What is needed - Locate each line of the material that contains "doppio", then return it.
··· Source material ···
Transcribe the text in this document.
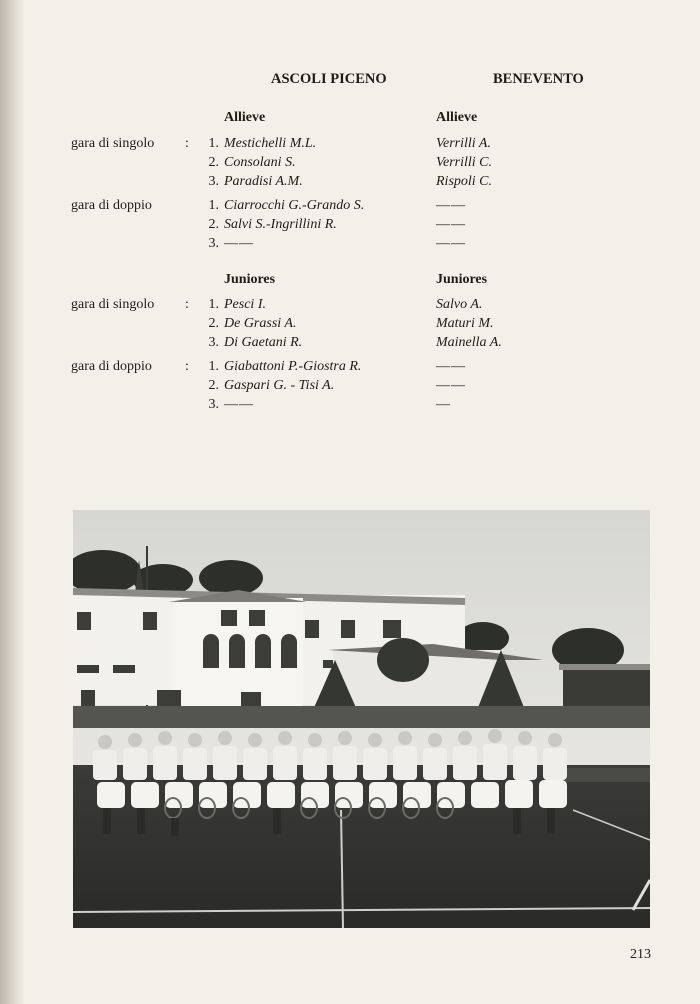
ASCOLI PICENO	BENEVENTO
Allieve	Allieve
gara di singolo : 1. Mestichelli M.L.	Verrilli A.
2. Consolani S.	Verrilli C.
3. Paradisi A.M.	Rispoli C.
gara di doppio	1. Ciarrocchi G.-Grando S.	——
2. Salvi S.-Ingrillini R.	——
3. ——	——
Juniores	Juniores
gara di singolo : 1. Pesci I.	Salvo A.
2. De Grassi A.	Maturi M.
3. Di Gaetani R.	Mainella A.
gara di doppio : 1. Giabattoni P.-Giostra R.	——
2. Gaspari G. - Tisi A.	——
3. ——	—
213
···
The result -
gara di doppio	1. Ciarrocchi G.-Grando S.	——
gara di doppio : 1. Giabattoni P.-Giostra R.	——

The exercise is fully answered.